-- START Rows --
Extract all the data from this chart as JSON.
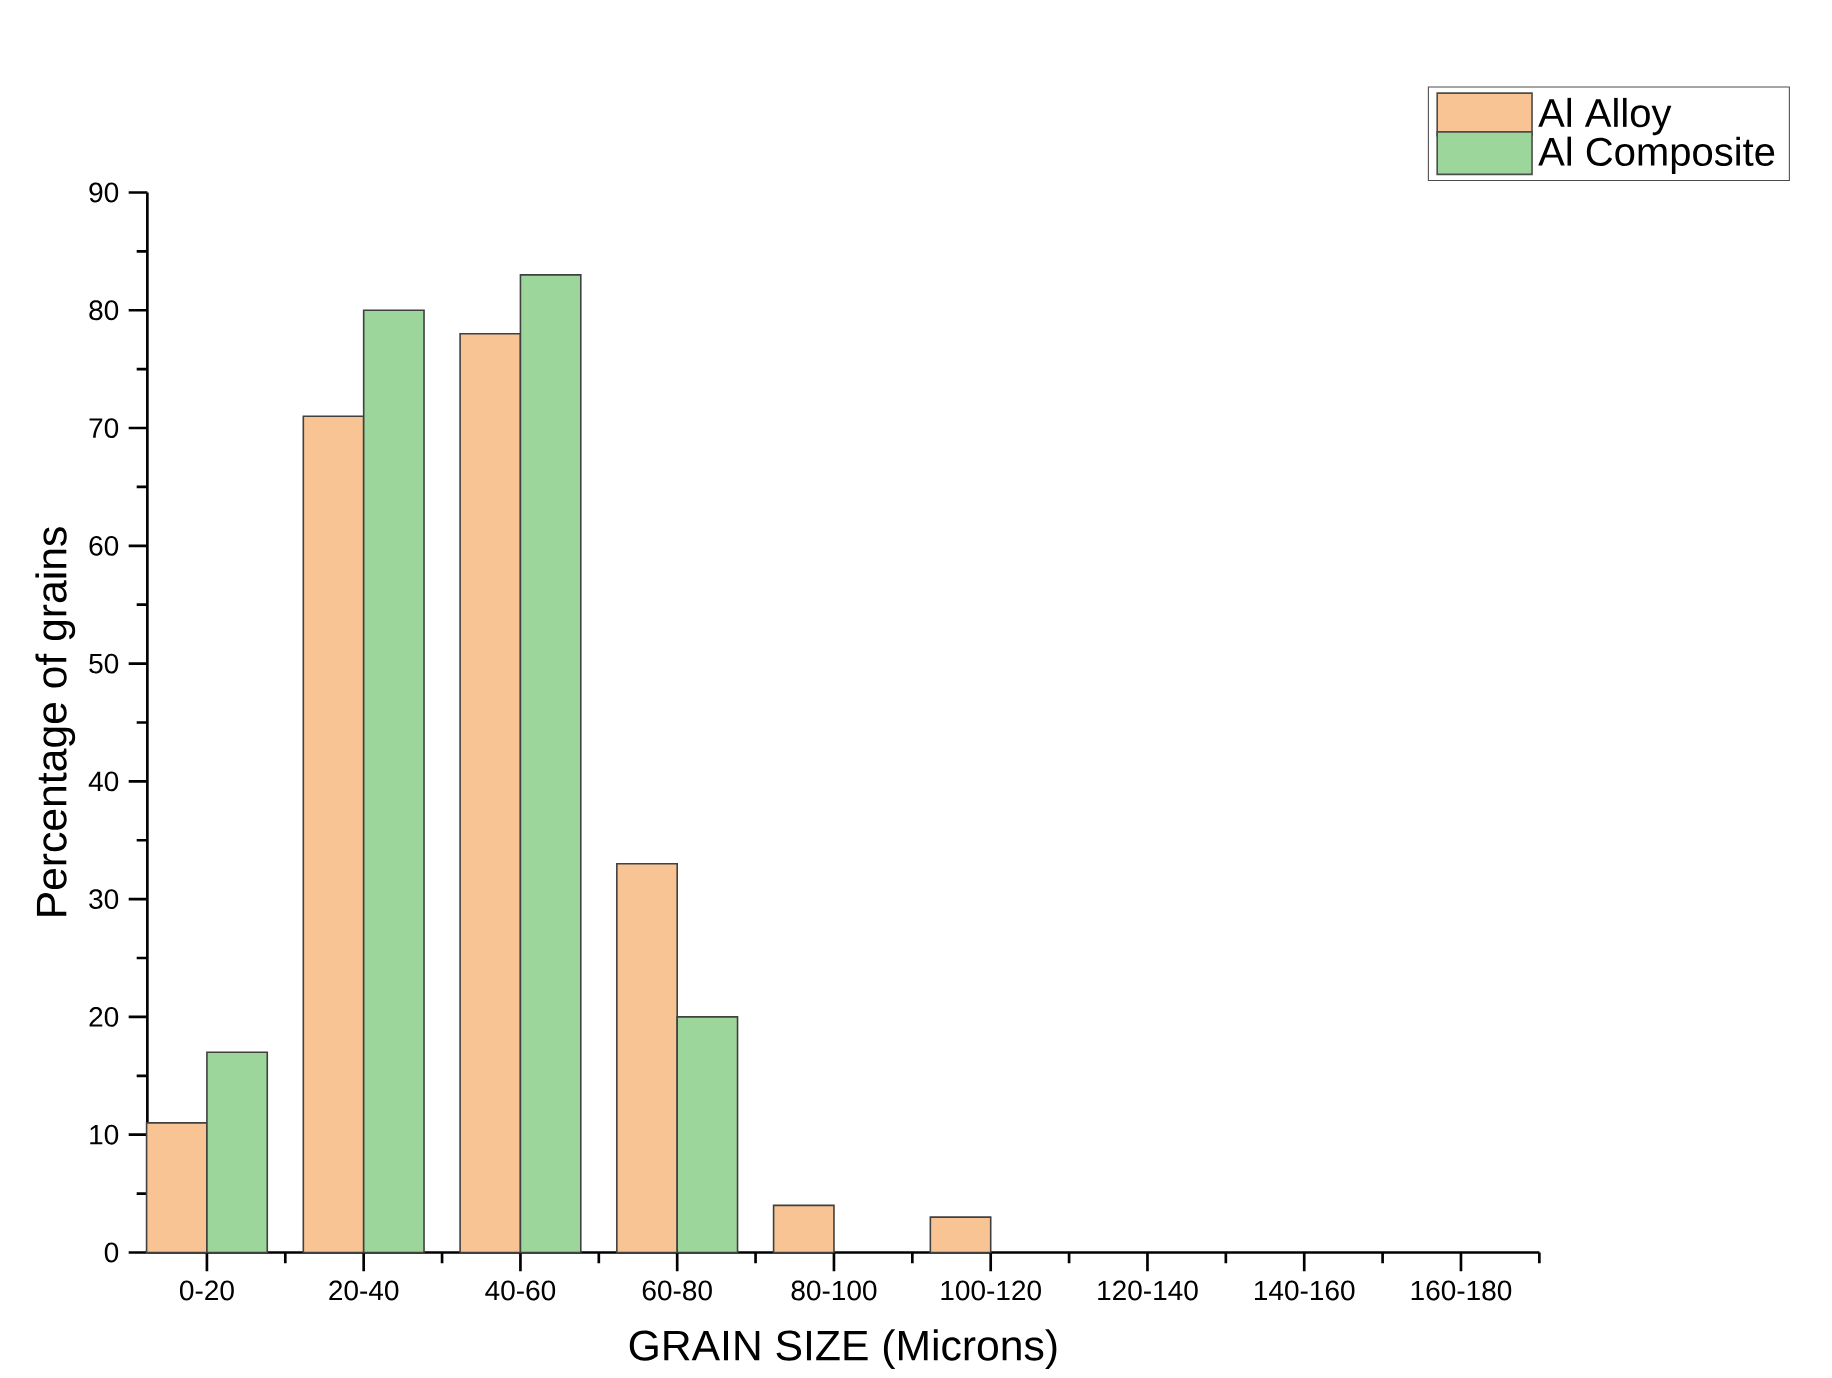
{
  "chart_data": {
    "type": "bar",
    "xlabel": "GRAIN SIZE (Microns)",
    "ylabel": "Percentage of grains",
    "categories": [
      "0-20",
      "20-40",
      "40-60",
      "60-80",
      "80-100",
      "100-120",
      "120-140",
      "140-160",
      "160-180"
    ],
    "series": [
      {
        "name": "Al Alloy",
        "color": "#f9c493",
        "values": [
          11,
          71,
          78,
          33,
          4,
          3,
          null,
          null,
          null
        ]
      },
      {
        "name": "Al Composite",
        "color": "#9dd69a",
        "values": [
          17,
          80,
          83,
          20,
          null,
          null,
          null,
          null,
          null
        ]
      }
    ],
    "ylim": [
      0,
      90
    ],
    "yticks": [
      0,
      10,
      20,
      30,
      40,
      50,
      60,
      70,
      80,
      90
    ],
    "grid": false,
    "legend": "top right"
  }
}
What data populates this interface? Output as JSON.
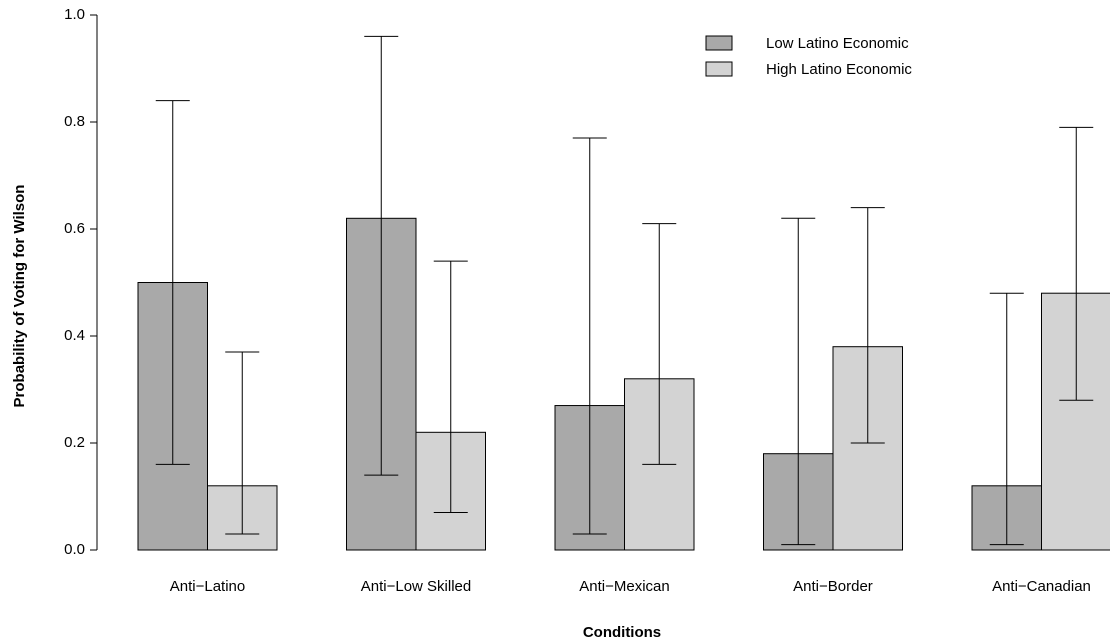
{
  "chart_data": {
    "type": "bar",
    "title": "",
    "xlabel": "Conditions",
    "ylabel": "Probability of Voting for Wilson",
    "ylim": [
      0,
      1.0
    ],
    "yticks": [
      "0.0",
      "0.2",
      "0.4",
      "0.6",
      "0.8",
      "1.0"
    ],
    "categories": [
      "Anti−Latino",
      "Anti−Low Skilled",
      "Anti−Mexican",
      "Anti−Border",
      "Anti−Canadian"
    ],
    "series": [
      {
        "name": "Low Latino Economic",
        "color": "#a9a9a9",
        "values": [
          0.5,
          0.62,
          0.27,
          0.18,
          0.12
        ],
        "ci_low": [
          0.16,
          0.14,
          0.03,
          0.01,
          0.01
        ],
        "ci_high": [
          0.84,
          0.96,
          0.77,
          0.62,
          0.48
        ]
      },
      {
        "name": "High Latino Economic",
        "color": "#d3d3d3",
        "values": [
          0.12,
          0.22,
          0.32,
          0.38,
          0.48
        ],
        "ci_low": [
          0.03,
          0.07,
          0.16,
          0.2,
          0.28
        ],
        "ci_high": [
          0.37,
          0.54,
          0.61,
          0.64,
          0.79
        ]
      }
    ],
    "legend_position": "top-right",
    "grid": false
  }
}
-- END Rows --
→ Stated task
Look above for lines with the word "right" and copy them all.

→ Reply to the exercise
    "legend": "top right"
    "legend_position": "top-right",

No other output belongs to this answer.